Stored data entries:
============================================================
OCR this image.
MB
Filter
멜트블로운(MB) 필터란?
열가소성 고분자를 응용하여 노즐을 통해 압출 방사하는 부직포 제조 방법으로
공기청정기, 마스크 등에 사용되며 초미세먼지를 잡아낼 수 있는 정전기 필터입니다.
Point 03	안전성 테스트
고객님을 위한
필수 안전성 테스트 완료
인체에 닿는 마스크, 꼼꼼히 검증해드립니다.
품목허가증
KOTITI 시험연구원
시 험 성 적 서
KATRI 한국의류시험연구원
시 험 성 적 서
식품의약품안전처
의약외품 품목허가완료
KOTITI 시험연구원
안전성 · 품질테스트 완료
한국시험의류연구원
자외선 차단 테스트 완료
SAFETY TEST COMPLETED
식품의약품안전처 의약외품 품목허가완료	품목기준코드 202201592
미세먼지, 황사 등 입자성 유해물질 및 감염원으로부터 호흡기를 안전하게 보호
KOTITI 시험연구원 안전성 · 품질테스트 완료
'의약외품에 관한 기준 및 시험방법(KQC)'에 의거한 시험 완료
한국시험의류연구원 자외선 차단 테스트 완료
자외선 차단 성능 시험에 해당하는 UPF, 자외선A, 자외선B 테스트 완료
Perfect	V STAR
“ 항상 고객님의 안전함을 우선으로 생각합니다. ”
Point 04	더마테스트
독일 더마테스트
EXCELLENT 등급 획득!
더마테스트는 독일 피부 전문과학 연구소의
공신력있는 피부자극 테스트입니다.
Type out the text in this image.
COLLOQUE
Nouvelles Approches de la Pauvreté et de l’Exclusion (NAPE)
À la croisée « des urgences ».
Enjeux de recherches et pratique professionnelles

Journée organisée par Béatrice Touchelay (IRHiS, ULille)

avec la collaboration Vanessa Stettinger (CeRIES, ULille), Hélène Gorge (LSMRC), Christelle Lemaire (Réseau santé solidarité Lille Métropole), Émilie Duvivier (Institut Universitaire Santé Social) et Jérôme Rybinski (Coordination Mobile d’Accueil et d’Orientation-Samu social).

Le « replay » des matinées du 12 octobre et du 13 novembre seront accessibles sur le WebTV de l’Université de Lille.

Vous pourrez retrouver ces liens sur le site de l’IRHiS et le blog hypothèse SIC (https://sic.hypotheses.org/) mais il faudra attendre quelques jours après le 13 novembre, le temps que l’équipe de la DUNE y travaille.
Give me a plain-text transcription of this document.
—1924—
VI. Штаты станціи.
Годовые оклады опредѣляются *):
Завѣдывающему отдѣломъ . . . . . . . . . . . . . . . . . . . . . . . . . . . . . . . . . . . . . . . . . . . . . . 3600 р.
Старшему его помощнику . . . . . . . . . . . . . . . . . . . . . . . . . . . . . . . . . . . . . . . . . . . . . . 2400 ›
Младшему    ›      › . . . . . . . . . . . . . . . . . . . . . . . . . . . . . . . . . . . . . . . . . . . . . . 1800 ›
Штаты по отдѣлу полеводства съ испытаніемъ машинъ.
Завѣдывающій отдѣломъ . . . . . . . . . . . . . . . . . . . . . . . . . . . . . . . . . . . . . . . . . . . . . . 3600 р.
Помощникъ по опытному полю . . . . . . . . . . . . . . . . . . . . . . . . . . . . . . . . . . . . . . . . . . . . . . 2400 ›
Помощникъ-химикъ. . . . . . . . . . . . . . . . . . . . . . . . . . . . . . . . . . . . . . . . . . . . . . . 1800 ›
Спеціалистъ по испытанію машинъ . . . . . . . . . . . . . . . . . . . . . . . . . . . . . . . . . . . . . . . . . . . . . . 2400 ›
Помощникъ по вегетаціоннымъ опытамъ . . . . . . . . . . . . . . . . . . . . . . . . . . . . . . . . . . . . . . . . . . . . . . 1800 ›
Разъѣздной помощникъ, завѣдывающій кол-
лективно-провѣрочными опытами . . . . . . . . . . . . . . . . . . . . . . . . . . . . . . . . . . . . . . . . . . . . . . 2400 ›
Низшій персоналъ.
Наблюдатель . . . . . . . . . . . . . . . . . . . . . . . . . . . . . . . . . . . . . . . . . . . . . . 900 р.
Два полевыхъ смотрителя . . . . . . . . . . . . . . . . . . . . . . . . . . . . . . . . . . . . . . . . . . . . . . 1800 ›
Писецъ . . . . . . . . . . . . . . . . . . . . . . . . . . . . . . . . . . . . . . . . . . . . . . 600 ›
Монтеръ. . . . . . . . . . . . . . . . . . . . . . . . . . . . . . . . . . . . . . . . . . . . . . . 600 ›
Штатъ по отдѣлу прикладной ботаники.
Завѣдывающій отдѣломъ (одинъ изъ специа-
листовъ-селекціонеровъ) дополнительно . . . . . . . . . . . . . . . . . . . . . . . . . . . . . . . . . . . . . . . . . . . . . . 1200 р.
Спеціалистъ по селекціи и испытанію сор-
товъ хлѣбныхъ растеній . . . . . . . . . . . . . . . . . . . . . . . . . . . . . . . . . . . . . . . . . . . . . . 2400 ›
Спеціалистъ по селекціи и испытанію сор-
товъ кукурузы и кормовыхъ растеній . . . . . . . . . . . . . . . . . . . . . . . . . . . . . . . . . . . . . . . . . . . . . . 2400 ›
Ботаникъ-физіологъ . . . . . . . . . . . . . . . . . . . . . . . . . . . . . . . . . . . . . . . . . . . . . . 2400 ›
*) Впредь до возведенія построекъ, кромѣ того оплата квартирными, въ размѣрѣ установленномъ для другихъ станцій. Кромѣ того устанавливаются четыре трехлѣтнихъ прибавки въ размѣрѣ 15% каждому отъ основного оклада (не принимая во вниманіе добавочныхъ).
============================================================
- Exercise
Scan the entries above for the word "품질테스트" and collect each line holding it.

- Answer to this task
안전성 · 품질테스트 완료
KOTITI 시험연구원 안전성 · 품질테스트 완료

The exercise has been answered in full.